_Task to complete:_
Write out the whole listing again, exactly as given.

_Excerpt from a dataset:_

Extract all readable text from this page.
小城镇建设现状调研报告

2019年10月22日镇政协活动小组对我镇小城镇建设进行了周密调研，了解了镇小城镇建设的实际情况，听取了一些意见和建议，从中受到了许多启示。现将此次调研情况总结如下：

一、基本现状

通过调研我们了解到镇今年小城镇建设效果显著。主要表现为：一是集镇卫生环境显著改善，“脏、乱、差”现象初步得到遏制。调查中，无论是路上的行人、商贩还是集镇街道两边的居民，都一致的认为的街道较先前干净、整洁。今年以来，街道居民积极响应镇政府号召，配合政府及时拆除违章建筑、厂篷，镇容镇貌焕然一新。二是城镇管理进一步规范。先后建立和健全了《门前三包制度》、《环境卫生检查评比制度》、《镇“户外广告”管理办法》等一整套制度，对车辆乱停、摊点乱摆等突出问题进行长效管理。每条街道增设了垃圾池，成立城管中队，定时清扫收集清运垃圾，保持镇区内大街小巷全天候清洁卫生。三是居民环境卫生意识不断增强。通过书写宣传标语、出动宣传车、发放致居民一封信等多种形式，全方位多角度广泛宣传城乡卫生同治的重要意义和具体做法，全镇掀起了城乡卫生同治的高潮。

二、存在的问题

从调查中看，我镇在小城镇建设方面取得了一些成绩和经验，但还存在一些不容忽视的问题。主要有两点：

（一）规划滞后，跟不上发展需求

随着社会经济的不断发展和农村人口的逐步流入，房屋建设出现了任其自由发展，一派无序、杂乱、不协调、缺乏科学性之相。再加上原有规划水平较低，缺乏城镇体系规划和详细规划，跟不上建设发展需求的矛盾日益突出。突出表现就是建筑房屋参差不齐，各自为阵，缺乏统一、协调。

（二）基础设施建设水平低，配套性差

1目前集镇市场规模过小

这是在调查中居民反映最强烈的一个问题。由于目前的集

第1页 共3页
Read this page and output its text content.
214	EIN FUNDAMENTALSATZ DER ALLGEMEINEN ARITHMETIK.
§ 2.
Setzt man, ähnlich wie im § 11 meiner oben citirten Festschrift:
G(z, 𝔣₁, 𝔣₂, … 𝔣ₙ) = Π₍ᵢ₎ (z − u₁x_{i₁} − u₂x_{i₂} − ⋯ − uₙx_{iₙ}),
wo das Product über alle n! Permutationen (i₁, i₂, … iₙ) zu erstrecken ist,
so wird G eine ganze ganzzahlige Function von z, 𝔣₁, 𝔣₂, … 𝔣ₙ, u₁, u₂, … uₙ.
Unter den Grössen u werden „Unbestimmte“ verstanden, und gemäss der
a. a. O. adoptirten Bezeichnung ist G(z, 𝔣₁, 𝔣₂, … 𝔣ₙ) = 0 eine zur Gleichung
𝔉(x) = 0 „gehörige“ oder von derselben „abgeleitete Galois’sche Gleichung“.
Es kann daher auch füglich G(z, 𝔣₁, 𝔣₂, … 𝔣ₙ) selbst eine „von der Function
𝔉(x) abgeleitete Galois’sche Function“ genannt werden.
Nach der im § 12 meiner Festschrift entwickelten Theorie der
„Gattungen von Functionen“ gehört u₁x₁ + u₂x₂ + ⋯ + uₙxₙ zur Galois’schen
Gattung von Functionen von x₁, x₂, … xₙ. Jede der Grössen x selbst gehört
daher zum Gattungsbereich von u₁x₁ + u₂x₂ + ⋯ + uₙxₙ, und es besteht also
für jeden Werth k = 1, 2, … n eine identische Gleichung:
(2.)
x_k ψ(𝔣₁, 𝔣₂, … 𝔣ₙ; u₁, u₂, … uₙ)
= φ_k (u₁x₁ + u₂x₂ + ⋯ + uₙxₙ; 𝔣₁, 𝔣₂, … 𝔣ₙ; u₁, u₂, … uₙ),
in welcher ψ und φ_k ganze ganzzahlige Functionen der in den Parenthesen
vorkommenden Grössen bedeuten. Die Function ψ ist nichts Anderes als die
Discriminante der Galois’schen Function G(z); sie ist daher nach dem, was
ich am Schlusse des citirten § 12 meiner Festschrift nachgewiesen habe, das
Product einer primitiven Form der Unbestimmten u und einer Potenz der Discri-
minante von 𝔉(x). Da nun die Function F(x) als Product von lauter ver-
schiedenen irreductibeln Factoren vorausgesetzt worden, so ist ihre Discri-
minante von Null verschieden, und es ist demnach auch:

_Completed task:_
Extract all readable text from this page.
小城镇建设现状调研报告

2019年10月22日镇政协活动小组对我镇小城镇建设进行了周密调研，了解了镇小城镇建设的实际情况，听取了一些意见和建议，从中受到了许多启示。现将此次调研情况总结如下：

一、基本现状

通过调研我们了解到镇今年小城镇建设效果显著。主要表现为：一是集镇卫生环境显著改善，“脏、乱、差”现象初步得到遏制。调查中，无论是路上的行人、商贩还是集镇街道两边的居民，都一致的认为的街道较先前干净、整洁。今年以来，街道居民积极响应镇政府号召，配合政府及时拆除违章建筑、厂篷，镇容镇貌焕然一新。二是城镇管理进一步规范。先后建立和健全了《门前三包制度》、《环境卫生检查评比制度》、《镇“户外广告”管理办法》等一整套制度，对车辆乱停、摊点乱摆等突出问题进行长效管理。每条街道增设了垃圾池，成立城管中队，定时清扫收集清运垃圾，保持镇区内大街小巷全天候清洁卫生。三是居民环境卫生意识不断增强。通过书写宣传标语、出动宣传车、发放致居民一封信等多种形式，全方位多角度广泛宣传城乡卫生同治的重要意义和具体做法，全镇掀起了城乡卫生同治的高潮。

二、存在的问题

从调查中看，我镇在小城镇建设方面取得了一些成绩和经验，但还存在一些不容忽视的问题。主要有两点：

（一）规划滞后，跟不上发展需求

随着社会经济的不断发展和农村人口的逐步流入，房屋建设出现了任其自由发展，一派无序、杂乱、不协调、缺乏科学性之相。再加上原有规划水平较低，缺乏城镇体系规划和详细规划，跟不上建设发展需求的矛盾日益突出。突出表现就是建筑房屋参差不齐，各自为阵，缺乏统一、协调。

（二）基础设施建设水平低，配套性差

1目前集镇市场规模过小

这是在调查中居民反映最强烈的一个问题。由于目前的集

第1页 共3页
Read this page and output its text content.
214	EIN FUNDAMENTALSATZ DER ALLGEMEINEN ARITHMETIK.
§ 2.
Setzt man, ähnlich wie im § 11 meiner oben citirten Festschrift:
G(z, 𝔣₁, 𝔣₂, … 𝔣ₙ) = Π₍ᵢ₎ (z − u₁x_{i₁} − u₂x_{i₂} − ⋯ − uₙx_{iₙ}),
wo das Product über alle n! Permutationen (i₁, i₂, … iₙ) zu erstrecken ist,
so wird G eine ganze ganzzahlige Function von z, 𝔣₁, 𝔣₂, … 𝔣ₙ, u₁, u₂, … uₙ.
Unter den Grössen u werden „Unbestimmte“ verstanden, und gemäss der
a. a. O. adoptirten Bezeichnung ist G(z, 𝔣₁, 𝔣₂, … 𝔣ₙ) = 0 eine zur Gleichung
𝔉(x) = 0 „gehörige“ oder von derselben „abgeleitete Galois’sche Gleichung“.
Es kann daher auch füglich G(z, 𝔣₁, 𝔣₂, … 𝔣ₙ) selbst eine „von der Function
𝔉(x) abgeleitete Galois’sche Function“ genannt werden.
Nach der im § 12 meiner Festschrift entwickelten Theorie der
„Gattungen von Functionen“ gehört u₁x₁ + u₂x₂ + ⋯ + uₙxₙ zur Galois’schen
Gattung von Functionen von x₁, x₂, … xₙ. Jede der Grössen x selbst gehört
daher zum Gattungsbereich von u₁x₁ + u₂x₂ + ⋯ + uₙxₙ, und es besteht also
für jeden Werth k = 1, 2, … n eine identische Gleichung:
(2.)
x_k ψ(𝔣₁, 𝔣₂, … 𝔣ₙ; u₁, u₂, … uₙ)
= φ_k (u₁x₁ + u₂x₂ + ⋯ + uₙxₙ; 𝔣₁, 𝔣₂, … 𝔣ₙ; u₁, u₂, … uₙ),
in welcher ψ und φ_k ganze ganzzahlige Functionen der in den Parenthesen
vorkommenden Grössen bedeuten. Die Function ψ ist nichts Anderes als die
Discriminante der Galois’schen Function G(z); sie ist daher nach dem, was
ich am Schlusse des citirten § 12 meiner Festschrift nachgewiesen habe, das
Product einer primitiven Form der Unbestimmten u und einer Potenz der Discri-
minante von 𝔉(x). Da nun die Function F(x) als Product von lauter ver-
schiedenen irreductibeln Factoren vorausgesetzt worden, so ist ihre Discri-
minante von Null verschieden, und es ist demnach auch:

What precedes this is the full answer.